### PROMPT
Scan the records and identify every line in which the string "name" occurs, then return those lines.
--- Begin ---
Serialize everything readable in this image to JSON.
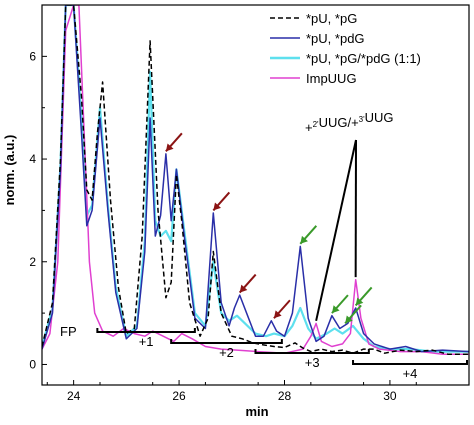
{
  "chart_data": {
    "type": "line",
    "xlabel": "min",
    "ylabel": "norm. (a.u.)",
    "xlim": [
      23.4,
      31.5
    ],
    "ylim": [
      -0.4,
      7.0
    ],
    "x_ticks": [
      24,
      26,
      28,
      30
    ],
    "y_ticks": [
      0,
      2,
      4,
      6
    ],
    "legend_position": "top-right",
    "series": [
      {
        "name": "*pU, *pG",
        "color": "#000000",
        "dash": "dashed",
        "points": [
          [
            23.4,
            0.35
          ],
          [
            23.6,
            1.2
          ],
          [
            23.75,
            4.0
          ],
          [
            23.85,
            7.0
          ],
          [
            24.0,
            7.0
          ],
          [
            24.15,
            5.2
          ],
          [
            24.25,
            3.4
          ],
          [
            24.35,
            3.2
          ],
          [
            24.45,
            4.5
          ],
          [
            24.55,
            5.5
          ],
          [
            24.7,
            3.2
          ],
          [
            24.85,
            1.5
          ],
          [
            25.0,
            0.6
          ],
          [
            25.15,
            0.7
          ],
          [
            25.3,
            2.5
          ],
          [
            25.45,
            6.3
          ],
          [
            25.6,
            3.0
          ],
          [
            25.75,
            1.3
          ],
          [
            25.85,
            1.6
          ],
          [
            25.95,
            3.7
          ],
          [
            26.05,
            2.8
          ],
          [
            26.2,
            1.2
          ],
          [
            26.4,
            0.55
          ],
          [
            26.55,
            0.9
          ],
          [
            26.65,
            2.2
          ],
          [
            26.8,
            1.0
          ],
          [
            27.0,
            0.55
          ],
          [
            27.2,
            0.5
          ],
          [
            27.4,
            0.42
          ],
          [
            27.6,
            0.38
          ],
          [
            27.8,
            0.35
          ],
          [
            28.0,
            0.33
          ],
          [
            28.2,
            0.42
          ],
          [
            28.35,
            0.32
          ],
          [
            28.5,
            0.25
          ],
          [
            28.7,
            0.3
          ],
          [
            28.9,
            0.25
          ],
          [
            29.1,
            0.28
          ],
          [
            29.3,
            0.22
          ],
          [
            29.5,
            0.3
          ],
          [
            29.7,
            0.3
          ],
          [
            29.9,
            0.22
          ],
          [
            30.2,
            0.28
          ],
          [
            30.5,
            0.25
          ],
          [
            30.8,
            0.28
          ],
          [
            31.1,
            0.2
          ],
          [
            31.5,
            0.2
          ]
        ]
      },
      {
        "name": "*pU, *pdG",
        "color": "#2a2fa8",
        "dash": "solid",
        "points": [
          [
            23.4,
            0.3
          ],
          [
            23.6,
            1.0
          ],
          [
            23.75,
            3.8
          ],
          [
            23.85,
            7.0
          ],
          [
            24.0,
            7.0
          ],
          [
            24.15,
            4.5
          ],
          [
            24.25,
            2.7
          ],
          [
            24.35,
            3.0
          ],
          [
            24.5,
            4.8
          ],
          [
            24.65,
            3.0
          ],
          [
            24.8,
            1.4
          ],
          [
            25.0,
            0.5
          ],
          [
            25.2,
            0.7
          ],
          [
            25.35,
            2.2
          ],
          [
            25.45,
            4.8
          ],
          [
            25.55,
            2.5
          ],
          [
            25.65,
            2.9
          ],
          [
            25.75,
            4.1
          ],
          [
            25.85,
            2.8
          ],
          [
            25.95,
            3.8
          ],
          [
            26.1,
            2.5
          ],
          [
            26.3,
            0.9
          ],
          [
            26.5,
            0.7
          ],
          [
            26.65,
            2.95
          ],
          [
            26.8,
            1.2
          ],
          [
            26.95,
            0.75
          ],
          [
            27.05,
            1.1
          ],
          [
            27.15,
            1.35
          ],
          [
            27.3,
            0.95
          ],
          [
            27.45,
            0.55
          ],
          [
            27.6,
            0.55
          ],
          [
            27.75,
            0.85
          ],
          [
            27.85,
            0.65
          ],
          [
            28.0,
            0.55
          ],
          [
            28.15,
            1.0
          ],
          [
            28.3,
            2.3
          ],
          [
            28.45,
            0.9
          ],
          [
            28.6,
            0.45
          ],
          [
            28.75,
            0.55
          ],
          [
            28.9,
            0.95
          ],
          [
            29.05,
            0.7
          ],
          [
            29.2,
            0.8
          ],
          [
            29.35,
            1.1
          ],
          [
            29.5,
            0.6
          ],
          [
            29.7,
            0.4
          ],
          [
            30.0,
            0.3
          ],
          [
            30.3,
            0.35
          ],
          [
            30.6,
            0.25
          ],
          [
            31.0,
            0.28
          ],
          [
            31.5,
            0.25
          ]
        ]
      },
      {
        "name": "*pU, *pG/*pdG (1:1)",
        "color": "#5ee0ee",
        "dash": "solid",
        "points": [
          [
            23.4,
            0.35
          ],
          [
            23.6,
            1.1
          ],
          [
            23.75,
            3.9
          ],
          [
            23.85,
            7.0
          ],
          [
            24.0,
            7.0
          ],
          [
            24.15,
            4.8
          ],
          [
            24.25,
            2.9
          ],
          [
            24.35,
            3.1
          ],
          [
            24.5,
            5.0
          ],
          [
            24.65,
            3.1
          ],
          [
            24.8,
            1.5
          ],
          [
            25.0,
            0.55
          ],
          [
            25.2,
            0.75
          ],
          [
            25.35,
            2.4
          ],
          [
            25.45,
            5.7
          ],
          [
            25.55,
            2.8
          ],
          [
            25.65,
            2.5
          ],
          [
            25.75,
            2.6
          ],
          [
            25.85,
            2.4
          ],
          [
            25.95,
            3.8
          ],
          [
            26.1,
            2.6
          ],
          [
            26.3,
            1.0
          ],
          [
            26.5,
            0.75
          ],
          [
            26.65,
            2.0
          ],
          [
            26.8,
            1.0
          ],
          [
            26.95,
            0.85
          ],
          [
            27.1,
            0.95
          ],
          [
            27.25,
            0.8
          ],
          [
            27.45,
            0.6
          ],
          [
            27.65,
            0.55
          ],
          [
            27.8,
            0.6
          ],
          [
            28.0,
            0.55
          ],
          [
            28.15,
            0.75
          ],
          [
            28.3,
            1.1
          ],
          [
            28.45,
            0.7
          ],
          [
            28.6,
            0.5
          ],
          [
            28.8,
            0.6
          ],
          [
            28.95,
            0.7
          ],
          [
            29.1,
            0.6
          ],
          [
            29.3,
            0.75
          ],
          [
            29.5,
            0.5
          ],
          [
            29.7,
            0.35
          ],
          [
            30.0,
            0.3
          ],
          [
            30.4,
            0.3
          ],
          [
            30.8,
            0.25
          ],
          [
            31.5,
            0.25
          ]
        ]
      },
      {
        "name": "ImpUUG",
        "color": "#e040d0",
        "dash": "solid",
        "points": [
          [
            23.4,
            0.3
          ],
          [
            23.55,
            0.6
          ],
          [
            23.7,
            2.0
          ],
          [
            23.85,
            6.5
          ],
          [
            24.0,
            7.0
          ],
          [
            24.1,
            7.0
          ],
          [
            24.2,
            4.5
          ],
          [
            24.3,
            2.0
          ],
          [
            24.4,
            1.0
          ],
          [
            24.55,
            0.65
          ],
          [
            24.75,
            0.55
          ],
          [
            24.95,
            0.7
          ],
          [
            25.15,
            0.6
          ],
          [
            25.35,
            0.55
          ],
          [
            25.5,
            0.65
          ],
          [
            25.7,
            0.55
          ],
          [
            25.9,
            0.45
          ],
          [
            26.05,
            0.6
          ],
          [
            26.25,
            0.5
          ],
          [
            26.5,
            0.35
          ],
          [
            26.8,
            0.3
          ],
          [
            27.1,
            0.28
          ],
          [
            27.5,
            0.25
          ],
          [
            28.0,
            0.22
          ],
          [
            28.35,
            0.3
          ],
          [
            28.5,
            0.55
          ],
          [
            28.6,
            0.8
          ],
          [
            28.7,
            0.45
          ],
          [
            28.9,
            0.35
          ],
          [
            29.1,
            0.4
          ],
          [
            29.25,
            0.6
          ],
          [
            29.35,
            1.65
          ],
          [
            29.45,
            0.9
          ],
          [
            29.6,
            0.4
          ],
          [
            29.8,
            0.3
          ],
          [
            30.2,
            0.25
          ],
          [
            30.6,
            0.25
          ],
          [
            31.0,
            0.2
          ],
          [
            31.5,
            0.2
          ]
        ]
      }
    ],
    "fragment_brackets": [
      {
        "label": "+1",
        "x_start": 24.45,
        "x_end": 26.3
      },
      {
        "label": "+2",
        "x_start": 25.85,
        "x_end": 27.95
      },
      {
        "label": "+3",
        "x_start": 27.45,
        "x_end": 29.6
      },
      {
        "label": "+4",
        "x_start": 29.3,
        "x_end": 31.5
      }
    ],
    "annotations": {
      "fp_label": "FP",
      "uug_label_prefix": "+",
      "uug_sup1": "2'",
      "uug_mid": "UUG/+",
      "uug_sup2": "3'",
      "uug_suffix": "UUG",
      "red_arrow_targets": [
        [
          25.75,
          4.15
        ],
        [
          26.65,
          3.0
        ],
        [
          27.15,
          1.4
        ],
        [
          27.8,
          0.9
        ]
      ],
      "green_arrow_targets": [
        [
          28.3,
          2.35
        ],
        [
          28.9,
          1.0
        ],
        [
          29.15,
          0.8
        ],
        [
          29.35,
          1.15
        ]
      ],
      "uug_line_targets": [
        [
          28.6,
          0.85
        ],
        [
          29.35,
          1.7
        ]
      ],
      "red_arrow_color": "#8b1414",
      "green_arrow_color": "#3a9a2a"
    }
  }
}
--- End ---
### SOLUTION
        "name": "*pU, *pG",
        "name": "*pU, *pdG",
        "name": "*pU, *pG/*pdG (1:1)",
        "name": "ImpUUG",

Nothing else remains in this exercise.